Selected excerpt
◇ ◇ ◇ ◇ ◇ ◇ ◇
The caption of the Complaint lists "The County of Los Angeles California Claim Against the Los Angeles Sheriffs Dept" as the defendant in this action. (Complaint at 1.) Thus, the identities of the intended defendants are not clear. Sheriff Alex Villanueva and other County officers and personnel, who are mentioned as defendants in the body of the Complaint, have not been presented properly as parties, and the Court does not recognize them as defendants in this action. If Plaintiff files an amended complaint, he must include in the caption the names of each defendant against whom he is asserting a claim. See Fed. R. Civ. P. 10(a); Local Rule 11-3.8(d); see also Ferdik v. Bonzelet, 963 F.2d 1258, 1262-63 (9th Cir. 1992) (dismissing action for refusal to comply with court orders to name defendants in the caption). Thus, Plaintiff must list all defendants in the caption on page 1 of the amended complaint. The Court will not order the United States Marshal to serve the amended complaint on any named defendant not identified in the caption. Plaintiff also must list all defendants in the appropriate section of the amended complaint where Plaintiff is asked to identify the defendants.

III. THE COMPLAINT FAILS TO COMPLY WITH FED. R. CIV. P. 8

Federal Rule of Civil Procedure 8(a)(2) requires that a complaint contain "'a short and plain statement of the claim showing that the pleader is entitled to relief,' in order to 'give the defendant fair notice of what the . . . claim is and the grounds upon which it rests.'" Twombly, 550 U.S. at 555 (internal citation omitted). To comply with Rule 8, a plaintiff should set forth "who is being sued, for what relief, and on what theory, with enough detail to guide discovery." McHenry v. Renne, 84 F.3d 1172, 1177 (9th Cir. 1996). Conclusory allegations are insufficient. See Iqbal, 556 U.S. at 678 (Rule 8 "demands more than an unadorned, the-defendant-unlawfully-harmed-me accusation"; a pleading that "offers labels and conclusions or a formulaic recitation of the elements of a cause of action will not do.") (internal quotation marks and citation omitted).

Plaintiff's Complaint does not comply with the standards of Rule 8. Plaintiff asserts that his "claim includes but is not limited to violations of state and federal law, state and federal constitutional and civil rights violations." (Complaint at 6.) He then lists a variety of "potential" federal and state causes of action, but states that "[t]his list is intended to be illustrative, not exhaustive. The actual causes of action that will be asserted will be determined by the facts for which notice has been given and which may be pled in the complaint filed in any action." (Id. at 7.) Thus, it is not clear what legal claims Plaintiff is attempting to assert, nor is it clear how the factual allegations set forth throughout the Complaint relate to those claims. Plaintiff's failure to plainly and succinctly provide defendants with fair notice of the bases for his claims violates Rule 8. See Cafasso v. Gen. Dynamics C4 Sys., Inc., 637 F.3d 1047, 1059 (9th Cir. 2011); see also Am erican Ass'n of Naturopathic Physicians v. Hayhurst, 227 F.3d 1104, 1107-08 (9th Cir. 2000) ("[A] pro se litigant is not excused from knowing the most basic pleading requirements.").
◇ ◇ ◇ ◇ ◇ ◇ ◇
(Stored items)
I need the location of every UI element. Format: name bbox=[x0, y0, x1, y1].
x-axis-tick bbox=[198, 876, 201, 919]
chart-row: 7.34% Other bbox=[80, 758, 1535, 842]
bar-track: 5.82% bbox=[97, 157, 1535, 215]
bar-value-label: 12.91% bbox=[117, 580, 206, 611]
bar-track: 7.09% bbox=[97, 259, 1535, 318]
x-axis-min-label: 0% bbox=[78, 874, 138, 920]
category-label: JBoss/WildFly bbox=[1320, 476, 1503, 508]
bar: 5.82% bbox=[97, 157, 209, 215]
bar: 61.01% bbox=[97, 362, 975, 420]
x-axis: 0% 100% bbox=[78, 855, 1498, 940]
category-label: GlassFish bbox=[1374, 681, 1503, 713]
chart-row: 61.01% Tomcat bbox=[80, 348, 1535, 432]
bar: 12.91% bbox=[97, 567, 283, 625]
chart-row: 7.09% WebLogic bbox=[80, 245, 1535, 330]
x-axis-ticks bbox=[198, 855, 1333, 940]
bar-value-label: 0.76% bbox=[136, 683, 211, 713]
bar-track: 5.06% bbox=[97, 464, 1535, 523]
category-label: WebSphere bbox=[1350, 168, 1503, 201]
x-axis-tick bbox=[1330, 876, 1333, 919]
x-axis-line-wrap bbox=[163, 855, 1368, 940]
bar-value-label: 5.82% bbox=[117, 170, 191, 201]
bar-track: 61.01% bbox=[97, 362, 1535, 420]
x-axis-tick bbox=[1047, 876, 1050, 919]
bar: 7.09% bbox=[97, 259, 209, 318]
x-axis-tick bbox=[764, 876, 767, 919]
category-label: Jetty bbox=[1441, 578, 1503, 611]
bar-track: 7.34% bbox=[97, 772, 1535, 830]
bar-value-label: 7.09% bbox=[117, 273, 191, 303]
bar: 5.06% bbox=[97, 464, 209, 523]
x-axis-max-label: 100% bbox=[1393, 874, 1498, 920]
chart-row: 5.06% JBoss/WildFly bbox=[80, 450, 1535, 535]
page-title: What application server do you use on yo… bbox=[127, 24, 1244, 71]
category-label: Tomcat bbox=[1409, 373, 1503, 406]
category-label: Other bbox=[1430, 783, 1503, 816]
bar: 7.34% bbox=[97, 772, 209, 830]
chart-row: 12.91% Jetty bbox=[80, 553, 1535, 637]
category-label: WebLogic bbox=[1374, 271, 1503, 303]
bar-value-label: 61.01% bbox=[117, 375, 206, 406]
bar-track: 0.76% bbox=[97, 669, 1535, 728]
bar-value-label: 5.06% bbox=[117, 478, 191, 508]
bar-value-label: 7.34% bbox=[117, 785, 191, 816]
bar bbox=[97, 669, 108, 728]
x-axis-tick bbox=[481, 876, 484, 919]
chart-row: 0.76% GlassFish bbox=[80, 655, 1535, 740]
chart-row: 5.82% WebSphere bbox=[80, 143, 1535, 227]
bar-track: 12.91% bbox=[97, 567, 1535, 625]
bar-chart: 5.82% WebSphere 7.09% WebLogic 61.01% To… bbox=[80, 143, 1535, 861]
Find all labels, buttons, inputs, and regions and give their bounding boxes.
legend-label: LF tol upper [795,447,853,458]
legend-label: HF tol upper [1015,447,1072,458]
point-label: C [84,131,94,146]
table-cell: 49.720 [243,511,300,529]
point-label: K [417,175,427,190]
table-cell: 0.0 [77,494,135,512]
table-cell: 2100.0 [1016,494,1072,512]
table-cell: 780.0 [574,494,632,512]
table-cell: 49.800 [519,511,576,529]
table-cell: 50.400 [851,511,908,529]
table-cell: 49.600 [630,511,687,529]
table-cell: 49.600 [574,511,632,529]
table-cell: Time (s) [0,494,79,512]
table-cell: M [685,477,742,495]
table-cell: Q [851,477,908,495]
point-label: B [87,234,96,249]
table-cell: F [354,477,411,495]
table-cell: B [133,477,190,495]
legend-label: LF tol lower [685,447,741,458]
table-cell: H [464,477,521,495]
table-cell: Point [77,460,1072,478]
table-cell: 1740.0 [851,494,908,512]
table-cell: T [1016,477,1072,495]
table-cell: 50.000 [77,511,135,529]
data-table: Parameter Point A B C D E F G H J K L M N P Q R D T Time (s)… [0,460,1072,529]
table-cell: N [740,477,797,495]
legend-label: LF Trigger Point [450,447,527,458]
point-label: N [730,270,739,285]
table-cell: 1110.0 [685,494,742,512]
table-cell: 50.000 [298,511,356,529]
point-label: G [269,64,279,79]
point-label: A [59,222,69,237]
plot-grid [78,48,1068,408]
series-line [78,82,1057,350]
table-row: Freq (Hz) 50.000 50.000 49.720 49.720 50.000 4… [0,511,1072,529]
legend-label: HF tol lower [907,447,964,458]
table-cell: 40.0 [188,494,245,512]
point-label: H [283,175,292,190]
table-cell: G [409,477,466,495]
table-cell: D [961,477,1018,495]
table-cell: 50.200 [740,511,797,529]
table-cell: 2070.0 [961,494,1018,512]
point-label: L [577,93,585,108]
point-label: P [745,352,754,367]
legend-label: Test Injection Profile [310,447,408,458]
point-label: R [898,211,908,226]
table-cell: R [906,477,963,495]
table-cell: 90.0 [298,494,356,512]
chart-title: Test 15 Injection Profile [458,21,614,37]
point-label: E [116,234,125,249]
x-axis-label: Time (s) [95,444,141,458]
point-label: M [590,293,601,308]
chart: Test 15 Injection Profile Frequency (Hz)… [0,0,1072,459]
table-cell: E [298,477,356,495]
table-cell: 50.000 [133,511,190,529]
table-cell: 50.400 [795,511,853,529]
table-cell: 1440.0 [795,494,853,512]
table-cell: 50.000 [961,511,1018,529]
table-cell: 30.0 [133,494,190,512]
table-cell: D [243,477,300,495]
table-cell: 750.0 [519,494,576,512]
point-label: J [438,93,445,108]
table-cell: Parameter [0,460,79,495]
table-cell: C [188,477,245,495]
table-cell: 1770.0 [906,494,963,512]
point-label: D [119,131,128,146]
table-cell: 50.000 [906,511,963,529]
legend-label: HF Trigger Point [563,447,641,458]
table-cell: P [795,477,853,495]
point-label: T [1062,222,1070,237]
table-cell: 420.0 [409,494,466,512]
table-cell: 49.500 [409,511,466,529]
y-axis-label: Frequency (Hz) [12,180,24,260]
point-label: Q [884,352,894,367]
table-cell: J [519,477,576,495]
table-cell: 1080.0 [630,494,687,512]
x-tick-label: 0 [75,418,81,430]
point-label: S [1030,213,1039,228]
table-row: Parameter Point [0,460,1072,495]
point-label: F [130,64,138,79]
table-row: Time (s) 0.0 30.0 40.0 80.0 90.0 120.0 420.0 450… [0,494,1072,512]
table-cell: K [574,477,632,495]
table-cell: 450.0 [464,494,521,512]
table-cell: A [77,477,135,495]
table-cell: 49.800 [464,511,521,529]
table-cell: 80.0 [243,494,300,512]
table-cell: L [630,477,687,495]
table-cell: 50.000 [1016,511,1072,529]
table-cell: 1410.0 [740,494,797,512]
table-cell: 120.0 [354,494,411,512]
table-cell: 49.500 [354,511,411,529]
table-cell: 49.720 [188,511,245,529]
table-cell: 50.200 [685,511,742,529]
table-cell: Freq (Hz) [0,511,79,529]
◇ ◇ ◇ ◇ ◇ ◇ ◇
Work request 1
Translate this sentence from the ruling excerpt into Spanish: "Plaintiff's Complaint does not comply with the standards of Rule 8."
Work request 2
Repeat the passage of the ruling excerpt between "Federal Rule of" and "and citation omitted).", inclusive.

Expected output 1
La demanda del demandante no cumple con las normas de la Regla 8.

Expected output 2
Federal Rule of Civil Procedure 8(a)(2) requires that a complaint contain "'a short and plain statement of the claim showing that the pleader is entitled to relief,' in order to 'give the defendant fair notice of what the . . . claim is and the grounds upon which it rests.'" Twombly, 550 U.S. at 555 (internal citation omitted). To comply with Rule 8, a plaintiff should set forth "who is being sued, for what relief, and on what theory, with enough detail to guide discovery." McHenry v. Renne, 84 F.3d 1172, 1177 (9th Cir. 1996). Conclusory allegations are insufficient. See Iqbal, 556 U.S. at 678 (Rule 8 "demands more than an unadorned, the-defendant-unlawfully-harmed-me accusation"; a pleading that "offers labels and conclusions or a formulaic recitation of the elements of a cause of action will not do.") (internal quotation marks and citation omitted).